**WORK TO DO**
Copy each line of the records that holds the string "obchodních".

**DATASET CONTENT**
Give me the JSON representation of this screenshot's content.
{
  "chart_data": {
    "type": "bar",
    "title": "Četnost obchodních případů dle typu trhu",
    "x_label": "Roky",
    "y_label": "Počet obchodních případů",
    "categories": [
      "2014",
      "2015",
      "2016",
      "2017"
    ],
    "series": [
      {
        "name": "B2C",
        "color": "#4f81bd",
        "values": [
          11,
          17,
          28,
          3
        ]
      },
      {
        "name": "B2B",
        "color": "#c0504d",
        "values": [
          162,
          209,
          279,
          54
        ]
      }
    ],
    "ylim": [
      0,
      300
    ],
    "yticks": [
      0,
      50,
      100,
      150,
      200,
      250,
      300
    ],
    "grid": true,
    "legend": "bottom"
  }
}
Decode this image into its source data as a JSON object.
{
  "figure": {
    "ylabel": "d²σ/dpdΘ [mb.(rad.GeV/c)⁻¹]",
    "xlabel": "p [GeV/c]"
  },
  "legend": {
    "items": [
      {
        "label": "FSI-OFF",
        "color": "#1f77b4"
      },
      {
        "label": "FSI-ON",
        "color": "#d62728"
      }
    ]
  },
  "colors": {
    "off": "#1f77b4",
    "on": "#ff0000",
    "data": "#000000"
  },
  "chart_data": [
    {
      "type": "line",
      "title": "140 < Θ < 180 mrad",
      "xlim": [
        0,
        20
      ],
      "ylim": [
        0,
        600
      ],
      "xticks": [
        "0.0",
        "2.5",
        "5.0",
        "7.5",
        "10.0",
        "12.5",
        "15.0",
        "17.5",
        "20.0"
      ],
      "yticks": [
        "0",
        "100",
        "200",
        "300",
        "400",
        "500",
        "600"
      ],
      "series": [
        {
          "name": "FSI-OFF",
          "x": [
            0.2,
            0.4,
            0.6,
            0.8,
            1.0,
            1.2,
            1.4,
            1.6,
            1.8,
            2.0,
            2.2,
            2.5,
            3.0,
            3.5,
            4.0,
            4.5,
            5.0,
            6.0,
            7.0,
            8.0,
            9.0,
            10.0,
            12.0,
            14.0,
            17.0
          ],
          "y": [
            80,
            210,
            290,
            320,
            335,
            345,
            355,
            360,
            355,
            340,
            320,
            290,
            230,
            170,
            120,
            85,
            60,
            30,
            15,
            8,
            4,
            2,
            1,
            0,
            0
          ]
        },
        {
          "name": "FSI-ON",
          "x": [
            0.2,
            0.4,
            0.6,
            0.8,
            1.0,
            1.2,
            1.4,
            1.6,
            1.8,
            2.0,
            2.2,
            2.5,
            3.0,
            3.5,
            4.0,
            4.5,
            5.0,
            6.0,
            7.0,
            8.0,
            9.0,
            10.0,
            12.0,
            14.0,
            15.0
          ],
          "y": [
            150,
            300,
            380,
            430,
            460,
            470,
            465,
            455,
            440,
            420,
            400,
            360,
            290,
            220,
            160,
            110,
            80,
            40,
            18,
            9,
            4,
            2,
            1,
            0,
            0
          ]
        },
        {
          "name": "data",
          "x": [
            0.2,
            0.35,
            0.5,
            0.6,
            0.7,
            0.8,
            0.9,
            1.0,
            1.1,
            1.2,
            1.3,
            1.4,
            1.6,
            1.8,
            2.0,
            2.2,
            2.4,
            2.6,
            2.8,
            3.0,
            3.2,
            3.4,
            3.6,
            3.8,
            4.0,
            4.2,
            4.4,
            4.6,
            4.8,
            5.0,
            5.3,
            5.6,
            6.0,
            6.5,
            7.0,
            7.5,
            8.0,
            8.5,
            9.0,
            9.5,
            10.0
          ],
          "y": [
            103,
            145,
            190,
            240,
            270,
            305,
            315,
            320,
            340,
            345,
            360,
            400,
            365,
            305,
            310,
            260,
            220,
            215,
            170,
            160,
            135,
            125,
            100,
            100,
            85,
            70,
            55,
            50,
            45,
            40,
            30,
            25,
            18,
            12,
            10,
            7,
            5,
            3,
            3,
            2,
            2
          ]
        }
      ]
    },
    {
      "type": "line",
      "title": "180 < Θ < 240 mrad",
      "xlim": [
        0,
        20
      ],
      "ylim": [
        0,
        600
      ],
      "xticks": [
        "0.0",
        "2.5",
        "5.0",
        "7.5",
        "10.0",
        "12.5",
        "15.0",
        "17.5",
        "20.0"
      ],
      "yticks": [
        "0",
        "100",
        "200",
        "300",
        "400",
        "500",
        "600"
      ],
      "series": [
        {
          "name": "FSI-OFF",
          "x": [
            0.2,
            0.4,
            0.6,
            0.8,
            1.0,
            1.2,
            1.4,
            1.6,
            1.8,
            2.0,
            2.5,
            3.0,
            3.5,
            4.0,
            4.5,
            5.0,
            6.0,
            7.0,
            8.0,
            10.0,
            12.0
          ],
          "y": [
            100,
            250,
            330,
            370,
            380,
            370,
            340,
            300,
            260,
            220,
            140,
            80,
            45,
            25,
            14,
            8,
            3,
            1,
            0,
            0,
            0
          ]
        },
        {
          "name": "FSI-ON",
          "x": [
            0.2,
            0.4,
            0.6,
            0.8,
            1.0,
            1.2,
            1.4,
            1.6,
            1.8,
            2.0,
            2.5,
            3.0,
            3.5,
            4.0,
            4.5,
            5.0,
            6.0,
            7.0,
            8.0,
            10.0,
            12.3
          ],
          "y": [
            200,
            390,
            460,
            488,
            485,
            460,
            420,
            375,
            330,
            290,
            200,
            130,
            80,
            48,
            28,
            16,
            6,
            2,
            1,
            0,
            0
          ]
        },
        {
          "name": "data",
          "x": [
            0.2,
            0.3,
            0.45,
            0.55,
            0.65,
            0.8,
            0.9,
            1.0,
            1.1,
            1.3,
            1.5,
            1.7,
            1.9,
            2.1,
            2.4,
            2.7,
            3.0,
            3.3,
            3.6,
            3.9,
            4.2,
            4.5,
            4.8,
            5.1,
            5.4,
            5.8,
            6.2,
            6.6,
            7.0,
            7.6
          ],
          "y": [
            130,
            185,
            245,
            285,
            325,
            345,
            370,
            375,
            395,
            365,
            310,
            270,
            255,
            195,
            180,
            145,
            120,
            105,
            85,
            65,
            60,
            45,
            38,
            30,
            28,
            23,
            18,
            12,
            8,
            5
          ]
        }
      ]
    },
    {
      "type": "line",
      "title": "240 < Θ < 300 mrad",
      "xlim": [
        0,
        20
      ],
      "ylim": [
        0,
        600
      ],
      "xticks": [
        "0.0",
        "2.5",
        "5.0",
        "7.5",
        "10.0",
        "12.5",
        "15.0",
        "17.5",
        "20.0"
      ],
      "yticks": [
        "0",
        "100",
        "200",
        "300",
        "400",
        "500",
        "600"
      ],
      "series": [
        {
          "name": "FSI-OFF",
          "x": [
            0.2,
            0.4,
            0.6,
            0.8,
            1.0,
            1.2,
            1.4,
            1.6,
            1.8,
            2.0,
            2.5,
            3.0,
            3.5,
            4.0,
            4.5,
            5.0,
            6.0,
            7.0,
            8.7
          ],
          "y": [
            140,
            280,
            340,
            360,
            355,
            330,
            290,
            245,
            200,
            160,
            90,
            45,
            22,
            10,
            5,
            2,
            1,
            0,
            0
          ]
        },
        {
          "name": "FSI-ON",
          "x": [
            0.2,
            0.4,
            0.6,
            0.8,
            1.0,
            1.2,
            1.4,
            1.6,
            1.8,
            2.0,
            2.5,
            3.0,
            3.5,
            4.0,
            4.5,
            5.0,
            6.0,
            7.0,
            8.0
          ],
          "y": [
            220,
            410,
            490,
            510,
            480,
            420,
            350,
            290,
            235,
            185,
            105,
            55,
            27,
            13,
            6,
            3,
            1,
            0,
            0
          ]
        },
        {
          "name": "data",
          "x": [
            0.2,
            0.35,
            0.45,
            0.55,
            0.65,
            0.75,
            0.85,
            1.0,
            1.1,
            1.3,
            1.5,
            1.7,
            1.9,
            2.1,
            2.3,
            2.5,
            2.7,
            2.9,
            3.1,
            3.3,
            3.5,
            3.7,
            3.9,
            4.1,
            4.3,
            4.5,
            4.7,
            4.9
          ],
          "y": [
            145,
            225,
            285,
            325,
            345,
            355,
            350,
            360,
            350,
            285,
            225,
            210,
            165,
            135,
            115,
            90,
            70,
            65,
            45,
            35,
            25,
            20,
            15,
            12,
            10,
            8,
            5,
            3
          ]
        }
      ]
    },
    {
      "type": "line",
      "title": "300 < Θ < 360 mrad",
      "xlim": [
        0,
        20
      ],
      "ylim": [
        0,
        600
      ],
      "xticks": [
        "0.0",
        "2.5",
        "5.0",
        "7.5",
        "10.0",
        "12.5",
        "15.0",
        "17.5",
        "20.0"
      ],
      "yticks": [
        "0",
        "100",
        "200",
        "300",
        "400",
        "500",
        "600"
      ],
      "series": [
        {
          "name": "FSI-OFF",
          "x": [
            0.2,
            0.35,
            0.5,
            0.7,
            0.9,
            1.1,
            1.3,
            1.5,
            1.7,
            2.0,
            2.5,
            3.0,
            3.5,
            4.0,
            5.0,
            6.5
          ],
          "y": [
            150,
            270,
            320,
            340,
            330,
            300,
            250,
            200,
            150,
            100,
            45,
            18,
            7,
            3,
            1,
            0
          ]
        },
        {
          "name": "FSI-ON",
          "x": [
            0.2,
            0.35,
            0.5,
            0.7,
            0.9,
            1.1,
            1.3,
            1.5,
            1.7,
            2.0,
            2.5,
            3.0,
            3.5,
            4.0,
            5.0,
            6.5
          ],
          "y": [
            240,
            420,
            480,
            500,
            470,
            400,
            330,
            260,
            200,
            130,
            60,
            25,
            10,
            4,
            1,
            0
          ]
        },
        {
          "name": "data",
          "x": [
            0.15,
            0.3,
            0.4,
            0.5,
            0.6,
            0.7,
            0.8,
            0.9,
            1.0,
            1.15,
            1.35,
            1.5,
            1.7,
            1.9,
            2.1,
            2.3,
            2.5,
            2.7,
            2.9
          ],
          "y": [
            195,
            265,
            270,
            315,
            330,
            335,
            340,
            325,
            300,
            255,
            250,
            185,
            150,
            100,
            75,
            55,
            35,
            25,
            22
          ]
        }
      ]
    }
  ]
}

**WRITTEN ANSWER**
    "title": "Četnost obchodních případů dle typu trhu",
    "y_label": "Počet obchodních případů",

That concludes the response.